Task details: Pictures do not belong in the copy, so please give every entry below again exactly.

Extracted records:
== == ==

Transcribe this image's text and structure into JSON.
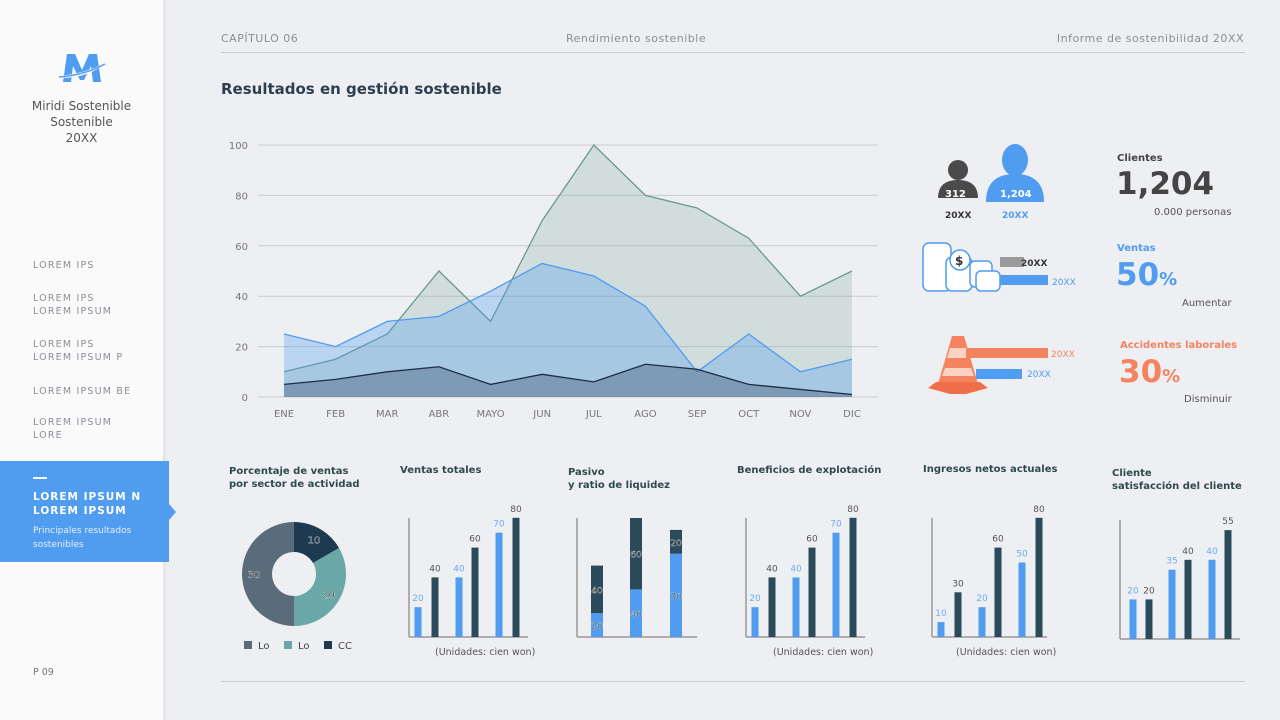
{
  "sidebar": {
    "brand": "Miridi Sostenible\nSostenible\n20XX",
    "items": [
      {
        "label": "LOREM IPS"
      },
      {
        "label": "LOREM IPS\nLOREM IPSUM"
      },
      {
        "label": "LOREM IPS\nLOREM IPSUM P"
      },
      {
        "label": "LOREM IPSUM BE"
      },
      {
        "label": "LOREM IPSUM\nLORE"
      }
    ],
    "active": {
      "label": "LOREM IPSUM N\nLOREM IPSUM",
      "subtitle": "Principales resultados sostenibles"
    },
    "page": "P 09"
  },
  "header": {
    "chapter": "CAPÍTULO 06",
    "section": "Rendimiento sostenible",
    "report": "Informe de sostenibilidad 20XX"
  },
  "title": "Resultados en gestión sostenible",
  "colors": {
    "blue": "#4f9cf0",
    "dark": "#2b4a5a",
    "teal": "#6aa8a8",
    "slate": "#5a6b7a",
    "navy": "#1e3a50",
    "orange": "#f4845f"
  },
  "stats": {
    "people": {
      "prev_value": "312",
      "prev_label": "20XX",
      "curr_value": "1,204",
      "curr_label": "20XX"
    },
    "clientes": {
      "label": "Clientes",
      "value": "1,204",
      "note": "0.000 personas"
    },
    "coins": {
      "prev_label": "20XX",
      "curr_label": "20XX"
    },
    "ventas": {
      "label": "Ventas",
      "value": "50",
      "unit": "%",
      "note": "Aumentar"
    },
    "cone": {
      "prev_label": "20XX",
      "curr_label": "20XX"
    },
    "accidentes": {
      "label": "Accidentes laborales",
      "value": "30",
      "unit": "%",
      "note": "Disminuir"
    }
  },
  "chart_data": [
    {
      "type": "area",
      "categories": [
        "ENE",
        "FEB",
        "MAR",
        "ABR",
        "MAYO",
        "JUN",
        "JUL",
        "AGO",
        "SEP",
        "OCT",
        "NOV",
        "DIC"
      ],
      "ylim": [
        0,
        100
      ],
      "yticks": [
        0,
        20,
        40,
        60,
        80,
        100
      ],
      "grid": true,
      "series": [
        {
          "values": [
            10,
            15,
            25,
            50,
            30,
            70,
            100,
            80,
            75,
            63,
            40,
            50
          ],
          "color": "#6a9a8a"
        },
        {
          "values": [
            25,
            20,
            30,
            32,
            42,
            53,
            48,
            36,
            10,
            25,
            10,
            15
          ],
          "color": "#4f9cf0"
        },
        {
          "values": [
            5,
            7,
            10,
            12,
            5,
            9,
            6,
            13,
            11,
            5,
            3,
            1
          ],
          "color": "#1e2e45"
        }
      ]
    },
    {
      "type": "pie",
      "title": "Porcentaje de ventas\npor sector de actividad",
      "slices": [
        {
          "name": "CC",
          "value": 10,
          "color": "#1e3a50"
        },
        {
          "name": "Lo",
          "value": 20,
          "color": "#6aa8a8"
        },
        {
          "name": "Lo",
          "value": 30,
          "color": "#5a6b7a"
        }
      ],
      "legend": [
        "Lo",
        "Lo",
        "CC"
      ]
    },
    {
      "type": "bar",
      "title": "Ventas totales",
      "units": "(Unidades: cien won)",
      "values": [
        20,
        40,
        40,
        60,
        70,
        80
      ],
      "kinds": [
        "blue",
        "dark",
        "blue",
        "dark",
        "blue",
        "dark"
      ]
    },
    {
      "type": "bar",
      "title": "Pasivo\ny ratio de liquidez",
      "stacked": true,
      "stacks": [
        [
          20,
          40
        ],
        [
          40,
          60
        ],
        [
          70,
          20
        ]
      ]
    },
    {
      "type": "bar",
      "title": "Beneficios de explotación",
      "units": "(Unidades: cien won)",
      "values": [
        20,
        40,
        40,
        60,
        70,
        80
      ],
      "kinds": [
        "blue",
        "dark",
        "blue",
        "dark",
        "blue",
        "dark"
      ]
    },
    {
      "type": "bar",
      "title": "Ingresos netos actuales",
      "units": "(Unidades: cien won)",
      "values": [
        10,
        30,
        20,
        60,
        50,
        80
      ],
      "kinds": [
        "blue",
        "dark",
        "blue",
        "dark",
        "blue",
        "dark"
      ]
    },
    {
      "type": "bar",
      "title": "Cliente\nsatisfacción del cliente",
      "values": [
        20,
        20,
        35,
        40,
        40,
        55
      ],
      "kinds": [
        "blue",
        "dark",
        "blue",
        "dark",
        "blue",
        "dark"
      ]
    }
  ]
}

== == ==

Response to the exercise:
Transcribe this image's text and structure into JSON.
{
  "sidebar": {
    "brand": "Miridi Sostenible\nSostenible\n20XX",
    "items": [
      {
        "label": "LOREM IPS"
      },
      {
        "label": "LOREM IPS\nLOREM IPSUM"
      },
      {
        "label": "LOREM IPS\nLOREM IPSUM P"
      },
      {
        "label": "LOREM IPSUM BE"
      },
      {
        "label": "LOREM IPSUM\nLORE"
      }
    ],
    "active": {
      "label": "LOREM IPSUM N\nLOREM IPSUM",
      "subtitle": "Principales resultados sostenibles"
    },
    "page": "P 09"
  },
  "header": {
    "chapter": "CAPÍTULO 06",
    "section": "Rendimiento sostenible",
    "report": "Informe de sostenibilidad 20XX"
  },
  "title": "Resultados en gestión sostenible",
  "colors": {
    "blue": "#4f9cf0",
    "dark": "#2b4a5a",
    "teal": "#6aa8a8",
    "slate": "#5a6b7a",
    "navy": "#1e3a50",
    "orange": "#f4845f"
  },
  "stats": {
    "people": {
      "prev_value": "312",
      "prev_label": "20XX",
      "curr_value": "1,204",
      "curr_label": "20XX"
    },
    "clientes": {
      "label": "Clientes",
      "value": "1,204",
      "note": "0.000 personas"
    },
    "coins": {
      "prev_label": "20XX",
      "curr_label": "20XX"
    },
    "ventas": {
      "label": "Ventas",
      "value": "50",
      "unit": "%",
      "note": "Aumentar"
    },
    "cone": {
      "prev_label": "20XX",
      "curr_label": "20XX"
    },
    "accidentes": {
      "label": "Accidentes laborales",
      "value": "30",
      "unit": "%",
      "note": "Disminuir"
    }
  },
  "chart_data": [
    {
      "type": "area",
      "categories": [
        "ENE",
        "FEB",
        "MAR",
        "ABR",
        "MAYO",
        "JUN",
        "JUL",
        "AGO",
        "SEP",
        "OCT",
        "NOV",
        "DIC"
      ],
      "ylim": [
        0,
        100
      ],
      "yticks": [
        0,
        20,
        40,
        60,
        80,
        100
      ],
      "grid": true,
      "series": [
        {
          "values": [
            10,
            15,
            25,
            50,
            30,
            70,
            100,
            80,
            75,
            63,
            40,
            50
          ],
          "color": "#6a9a8a"
        },
        {
          "values": [
            25,
            20,
            30,
            32,
            42,
            53,
            48,
            36,
            10,
            25,
            10,
            15
          ],
          "color": "#4f9cf0"
        },
        {
          "values": [
            5,
            7,
            10,
            12,
            5,
            9,
            6,
            13,
            11,
            5,
            3,
            1
          ],
          "color": "#1e2e45"
        }
      ]
    },
    {
      "type": "pie",
      "title": "Porcentaje de ventas\npor sector de actividad",
      "slices": [
        {
          "name": "CC",
          "value": 10,
          "color": "#1e3a50"
        },
        {
          "name": "Lo",
          "value": 20,
          "color": "#6aa8a8"
        },
        {
          "name": "Lo",
          "value": 30,
          "color": "#5a6b7a"
        }
      ],
      "legend": [
        "Lo",
        "Lo",
        "CC"
      ]
    },
    {
      "type": "bar",
      "title": "Ventas totales",
      "units": "(Unidades: cien won)",
      "values": [
        20,
        40,
        40,
        60,
        70,
        80
      ],
      "kinds": [
        "blue",
        "dark",
        "blue",
        "dark",
        "blue",
        "dark"
      ]
    },
    {
      "type": "bar",
      "title": "Pasivo\ny ratio de liquidez",
      "stacked": true,
      "stacks": [
        [
          20,
          40
        ],
        [
          40,
          60
        ],
        [
          70,
          20
        ]
      ]
    },
    {
      "type": "bar",
      "title": "Beneficios de explotación",
      "units": "(Unidades: cien won)",
      "values": [
        20,
        40,
        40,
        60,
        70,
        80
      ],
      "kinds": [
        "blue",
        "dark",
        "blue",
        "dark",
        "blue",
        "dark"
      ]
    },
    {
      "type": "bar",
      "title": "Ingresos netos actuales",
      "units": "(Unidades: cien won)",
      "values": [
        10,
        30,
        20,
        60,
        50,
        80
      ],
      "kinds": [
        "blue",
        "dark",
        "blue",
        "dark",
        "blue",
        "dark"
      ]
    },
    {
      "type": "bar",
      "title": "Cliente\nsatisfacción del cliente",
      "values": [
        20,
        20,
        35,
        40,
        40,
        55
      ],
      "kinds": [
        "blue",
        "dark",
        "blue",
        "dark",
        "blue",
        "dark"
      ]
    }
  ]
}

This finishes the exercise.